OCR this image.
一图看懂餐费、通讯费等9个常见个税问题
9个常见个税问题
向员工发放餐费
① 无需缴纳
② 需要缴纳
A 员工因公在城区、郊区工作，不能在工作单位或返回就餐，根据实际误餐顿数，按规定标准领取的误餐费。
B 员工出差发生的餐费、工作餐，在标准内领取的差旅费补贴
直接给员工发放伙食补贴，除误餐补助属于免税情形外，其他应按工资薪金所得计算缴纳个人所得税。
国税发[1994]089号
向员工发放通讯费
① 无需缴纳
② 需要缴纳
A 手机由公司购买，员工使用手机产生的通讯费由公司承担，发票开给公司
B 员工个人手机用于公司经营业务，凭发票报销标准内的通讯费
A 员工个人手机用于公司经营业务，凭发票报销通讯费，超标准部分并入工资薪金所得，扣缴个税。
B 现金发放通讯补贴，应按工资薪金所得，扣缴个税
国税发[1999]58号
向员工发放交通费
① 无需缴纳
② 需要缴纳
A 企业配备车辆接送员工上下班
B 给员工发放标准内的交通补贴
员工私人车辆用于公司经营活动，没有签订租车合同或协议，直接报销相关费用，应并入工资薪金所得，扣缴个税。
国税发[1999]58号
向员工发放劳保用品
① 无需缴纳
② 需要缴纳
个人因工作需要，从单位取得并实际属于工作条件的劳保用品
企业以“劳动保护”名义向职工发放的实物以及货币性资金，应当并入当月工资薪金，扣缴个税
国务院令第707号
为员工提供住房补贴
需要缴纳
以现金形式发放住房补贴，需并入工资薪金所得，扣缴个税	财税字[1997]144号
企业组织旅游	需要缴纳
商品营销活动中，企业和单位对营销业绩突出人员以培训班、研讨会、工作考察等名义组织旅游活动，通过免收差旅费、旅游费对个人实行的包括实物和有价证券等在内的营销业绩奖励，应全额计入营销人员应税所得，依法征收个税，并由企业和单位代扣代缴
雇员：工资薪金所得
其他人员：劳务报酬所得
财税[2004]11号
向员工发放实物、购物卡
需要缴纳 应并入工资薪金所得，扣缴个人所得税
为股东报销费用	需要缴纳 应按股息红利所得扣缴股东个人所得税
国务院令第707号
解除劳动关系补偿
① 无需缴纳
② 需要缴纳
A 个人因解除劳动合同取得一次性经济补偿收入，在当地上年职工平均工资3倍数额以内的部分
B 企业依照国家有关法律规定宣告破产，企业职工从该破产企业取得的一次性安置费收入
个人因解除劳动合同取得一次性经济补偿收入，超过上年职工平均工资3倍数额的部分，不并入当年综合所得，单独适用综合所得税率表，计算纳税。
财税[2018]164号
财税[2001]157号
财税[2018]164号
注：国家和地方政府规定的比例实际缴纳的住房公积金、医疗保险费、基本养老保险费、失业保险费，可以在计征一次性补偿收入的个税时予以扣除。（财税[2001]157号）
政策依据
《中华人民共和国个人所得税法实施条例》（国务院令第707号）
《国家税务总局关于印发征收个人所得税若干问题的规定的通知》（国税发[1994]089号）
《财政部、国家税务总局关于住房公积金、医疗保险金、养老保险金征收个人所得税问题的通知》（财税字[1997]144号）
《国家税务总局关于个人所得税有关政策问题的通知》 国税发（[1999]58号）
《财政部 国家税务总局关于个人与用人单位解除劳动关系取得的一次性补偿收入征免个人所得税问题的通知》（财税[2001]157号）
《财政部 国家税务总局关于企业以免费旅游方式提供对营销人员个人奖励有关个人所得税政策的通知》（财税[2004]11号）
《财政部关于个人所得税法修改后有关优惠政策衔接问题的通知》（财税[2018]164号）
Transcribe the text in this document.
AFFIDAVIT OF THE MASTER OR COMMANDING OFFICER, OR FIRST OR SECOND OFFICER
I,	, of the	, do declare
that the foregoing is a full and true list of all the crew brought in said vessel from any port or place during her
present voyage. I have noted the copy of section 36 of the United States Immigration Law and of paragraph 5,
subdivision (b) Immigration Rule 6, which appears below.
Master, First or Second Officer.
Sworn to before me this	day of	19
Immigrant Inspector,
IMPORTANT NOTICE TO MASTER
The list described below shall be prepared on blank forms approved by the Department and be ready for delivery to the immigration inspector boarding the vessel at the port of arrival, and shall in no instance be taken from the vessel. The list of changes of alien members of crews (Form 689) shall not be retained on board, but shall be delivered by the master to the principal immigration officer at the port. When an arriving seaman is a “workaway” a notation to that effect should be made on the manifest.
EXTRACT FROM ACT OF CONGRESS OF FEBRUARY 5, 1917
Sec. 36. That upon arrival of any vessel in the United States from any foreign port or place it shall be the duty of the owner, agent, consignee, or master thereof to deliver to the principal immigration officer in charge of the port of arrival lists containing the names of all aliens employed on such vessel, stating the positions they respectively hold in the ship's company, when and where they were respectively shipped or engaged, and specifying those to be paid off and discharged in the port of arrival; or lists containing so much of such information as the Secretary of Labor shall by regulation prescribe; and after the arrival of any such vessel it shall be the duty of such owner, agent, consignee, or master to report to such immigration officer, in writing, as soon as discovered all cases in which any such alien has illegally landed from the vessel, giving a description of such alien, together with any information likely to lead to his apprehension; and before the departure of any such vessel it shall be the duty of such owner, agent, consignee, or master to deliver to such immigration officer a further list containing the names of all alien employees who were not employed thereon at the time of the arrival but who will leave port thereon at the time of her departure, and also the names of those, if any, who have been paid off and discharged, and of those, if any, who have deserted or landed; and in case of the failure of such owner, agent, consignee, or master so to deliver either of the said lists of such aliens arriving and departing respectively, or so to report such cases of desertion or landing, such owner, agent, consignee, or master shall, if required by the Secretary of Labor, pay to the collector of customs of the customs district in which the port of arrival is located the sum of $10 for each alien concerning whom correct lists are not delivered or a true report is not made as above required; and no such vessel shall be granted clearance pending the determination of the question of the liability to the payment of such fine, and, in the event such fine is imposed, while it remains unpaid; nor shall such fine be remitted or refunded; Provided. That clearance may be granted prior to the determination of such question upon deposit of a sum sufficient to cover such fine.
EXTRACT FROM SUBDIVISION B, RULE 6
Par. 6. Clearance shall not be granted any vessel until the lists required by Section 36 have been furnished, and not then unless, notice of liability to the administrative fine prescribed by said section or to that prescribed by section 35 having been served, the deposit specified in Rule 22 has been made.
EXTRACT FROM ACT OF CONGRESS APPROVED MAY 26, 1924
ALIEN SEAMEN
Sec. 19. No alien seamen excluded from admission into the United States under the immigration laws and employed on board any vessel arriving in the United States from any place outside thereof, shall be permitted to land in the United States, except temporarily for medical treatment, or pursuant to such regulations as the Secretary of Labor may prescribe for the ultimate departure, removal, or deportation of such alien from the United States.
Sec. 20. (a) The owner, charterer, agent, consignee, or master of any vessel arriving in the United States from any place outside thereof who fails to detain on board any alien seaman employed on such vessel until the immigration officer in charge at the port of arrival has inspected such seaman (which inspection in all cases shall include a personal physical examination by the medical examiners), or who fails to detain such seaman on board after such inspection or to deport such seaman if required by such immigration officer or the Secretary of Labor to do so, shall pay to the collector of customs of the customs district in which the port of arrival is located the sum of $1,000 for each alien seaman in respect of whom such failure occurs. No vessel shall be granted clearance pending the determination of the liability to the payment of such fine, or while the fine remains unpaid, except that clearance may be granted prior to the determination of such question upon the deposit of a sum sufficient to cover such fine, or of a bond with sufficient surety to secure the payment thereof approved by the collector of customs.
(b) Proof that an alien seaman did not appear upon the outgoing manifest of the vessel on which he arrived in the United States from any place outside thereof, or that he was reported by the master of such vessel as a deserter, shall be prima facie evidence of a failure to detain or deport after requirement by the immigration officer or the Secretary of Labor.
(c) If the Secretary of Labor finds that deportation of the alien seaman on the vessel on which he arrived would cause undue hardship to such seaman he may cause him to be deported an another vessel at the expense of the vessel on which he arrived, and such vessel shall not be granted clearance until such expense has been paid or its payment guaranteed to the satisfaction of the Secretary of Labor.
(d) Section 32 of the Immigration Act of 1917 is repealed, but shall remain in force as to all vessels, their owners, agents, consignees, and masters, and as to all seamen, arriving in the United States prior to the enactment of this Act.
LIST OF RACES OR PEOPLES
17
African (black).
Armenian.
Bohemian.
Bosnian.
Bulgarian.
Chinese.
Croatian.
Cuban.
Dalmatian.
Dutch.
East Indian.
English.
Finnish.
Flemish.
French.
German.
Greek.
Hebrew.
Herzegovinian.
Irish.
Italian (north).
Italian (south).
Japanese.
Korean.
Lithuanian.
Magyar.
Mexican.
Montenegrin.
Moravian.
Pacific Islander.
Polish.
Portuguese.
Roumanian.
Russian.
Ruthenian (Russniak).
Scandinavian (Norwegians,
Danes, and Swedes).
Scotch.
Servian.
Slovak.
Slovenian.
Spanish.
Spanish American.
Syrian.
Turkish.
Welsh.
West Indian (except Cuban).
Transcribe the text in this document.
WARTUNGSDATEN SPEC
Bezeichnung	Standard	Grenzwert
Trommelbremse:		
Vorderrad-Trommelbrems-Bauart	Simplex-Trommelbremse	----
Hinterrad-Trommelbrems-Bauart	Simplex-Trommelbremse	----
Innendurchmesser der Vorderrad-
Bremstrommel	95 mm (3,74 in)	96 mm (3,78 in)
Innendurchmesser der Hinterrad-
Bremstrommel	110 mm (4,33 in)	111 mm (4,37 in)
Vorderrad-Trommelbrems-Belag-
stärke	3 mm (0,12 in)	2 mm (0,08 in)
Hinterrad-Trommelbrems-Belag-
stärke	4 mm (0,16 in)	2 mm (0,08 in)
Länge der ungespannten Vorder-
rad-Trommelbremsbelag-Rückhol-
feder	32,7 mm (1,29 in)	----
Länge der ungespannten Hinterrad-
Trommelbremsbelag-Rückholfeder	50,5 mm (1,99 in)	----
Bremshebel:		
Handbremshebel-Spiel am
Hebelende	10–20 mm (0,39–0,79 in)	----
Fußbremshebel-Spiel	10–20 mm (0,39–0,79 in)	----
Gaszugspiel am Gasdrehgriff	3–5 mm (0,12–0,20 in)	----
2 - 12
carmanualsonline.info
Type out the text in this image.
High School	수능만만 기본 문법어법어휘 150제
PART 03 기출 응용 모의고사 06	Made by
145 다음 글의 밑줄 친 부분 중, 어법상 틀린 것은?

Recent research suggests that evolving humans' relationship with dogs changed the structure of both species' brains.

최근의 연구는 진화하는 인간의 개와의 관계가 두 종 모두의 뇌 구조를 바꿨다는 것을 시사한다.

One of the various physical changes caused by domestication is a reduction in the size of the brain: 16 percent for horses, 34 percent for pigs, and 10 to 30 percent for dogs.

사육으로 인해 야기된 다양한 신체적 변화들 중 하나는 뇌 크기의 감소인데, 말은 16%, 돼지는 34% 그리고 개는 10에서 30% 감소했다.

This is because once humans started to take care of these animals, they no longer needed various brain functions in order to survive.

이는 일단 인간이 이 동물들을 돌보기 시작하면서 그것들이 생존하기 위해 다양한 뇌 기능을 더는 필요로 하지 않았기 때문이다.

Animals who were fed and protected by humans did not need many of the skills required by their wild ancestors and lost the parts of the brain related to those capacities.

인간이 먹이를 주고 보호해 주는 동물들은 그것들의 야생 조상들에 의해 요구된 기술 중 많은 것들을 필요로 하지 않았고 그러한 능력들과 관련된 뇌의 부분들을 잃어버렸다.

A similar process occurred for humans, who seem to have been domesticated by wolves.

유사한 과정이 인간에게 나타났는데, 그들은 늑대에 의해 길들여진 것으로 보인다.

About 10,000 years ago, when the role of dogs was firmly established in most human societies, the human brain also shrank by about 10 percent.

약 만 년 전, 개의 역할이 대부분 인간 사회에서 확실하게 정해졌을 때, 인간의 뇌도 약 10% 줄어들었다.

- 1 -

* EXERCISE *
Gather up, from the records above, each line where the word "Indian" appears.

* RESPONSE BELOW *
East Indian.
West Indian (except Cuban).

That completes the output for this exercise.